» **BRIEF**
State the number of lines below in which the word "food" appears. Nothing else belongs in the answer.

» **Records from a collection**
►

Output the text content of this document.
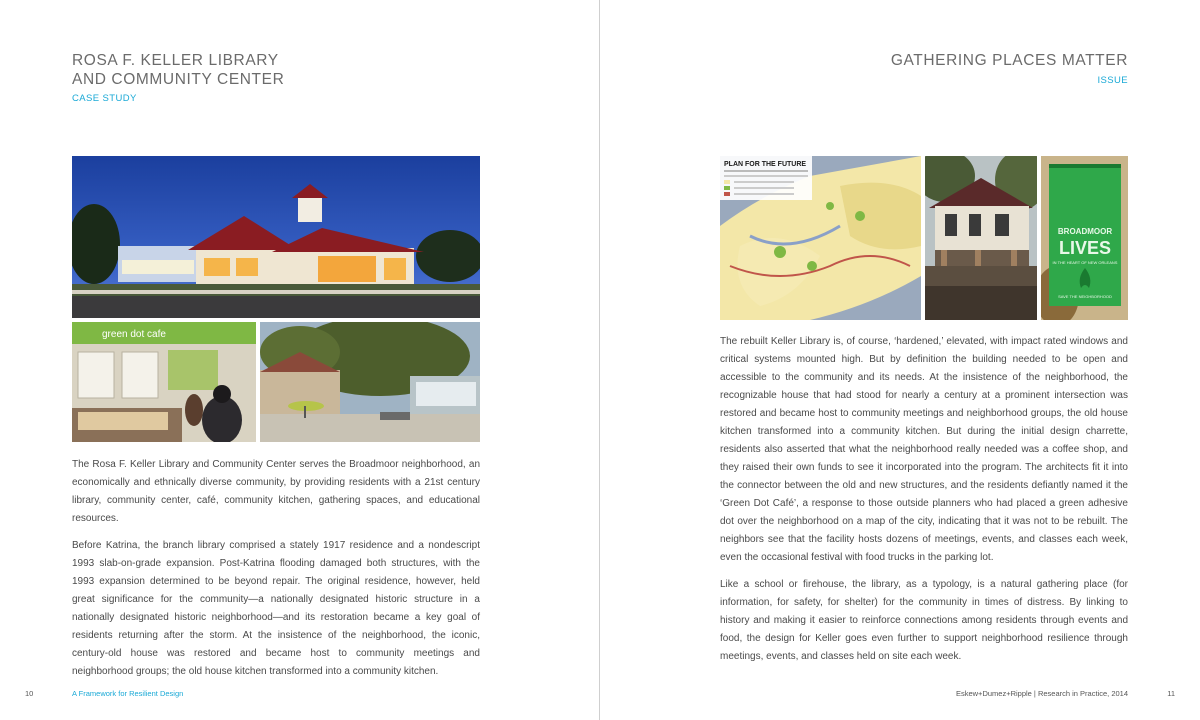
ROSA F. KELLER LIBRARY
AND COMMUNITY CENTER
CASE STUDY
green dot cafe

The Rosa F. Keller Library and Community Center serves the Broadmoor neighborhood, an economically and ethnically diverse community, by providing residents with a 21st century library, community center, café, community kitchen, gathering spaces, and educational resources.

Before Katrina, the branch library comprised a stately 1917 residence and a nondescript 1993 slab-on-grade expansion. Post-Katrina flooding damaged both structures, with the 1993 expansion determined to be beyond repair. The original residence, however, held great significance for the community—a nationally designated historic structure in a nationally designated historic neighborhood—and its restoration became a key goal of residents returning after the storm. At the insistence of the neighborhood, the iconic, century-old house was restored and became host to community meetings and neighborhood groups; the old house kitchen transformed into a community kitchen.

10	A Framework for Resilient Design
GATHERING PLACES MATTER
ISSUE
PLAN FOR THE FUTURE
BROADMOOR
LIVES
IN THE HEART OF NEW ORLEANS
SAVE THE NEIGHBORHOOD

The rebuilt Keller Library is, of course, ‘hardened,’ elevated, with impact rated windows and critical systems mounted high. But by definition the building needed to be open and accessible to the community and its needs. At the insistence of the neighborhood, the recognizable house that had stood for nearly a century at a prominent intersection was restored and became host to community meetings and neighborhood groups, the old house kitchen transformed into a community kitchen. But during the initial design charrette, residents also asserted that what the neighborhood really needed was a coffee shop, and they raised their own funds to see it incorporated into the program. The architects fit it into the connector between the old and new structures, and the residents defiantly named it the ‘Green Dot Café’, a response to those outside planners who had placed a green adhesive dot over the neighborhood on a map of the city, indicating that it was not to be rebuilt. The neighbors see that the facility hosts dozens of meetings, events, and classes each week, even the occasional festival with food trucks in the parking lot.

Like a school or firehouse, the library, as a typology, is a natural gathering place (for information, for safety, for shelter) for the community in times of distress. By linking to history and making it easier to reinforce connections among residents through events and food, the design for Keller goes even further to support neighborhood resilience through meetings, events, and classes held on site each week.

Eskew+Dumez+Ripple | Research in Practice, 2014	11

◄

» **TASK RESPONSE**
2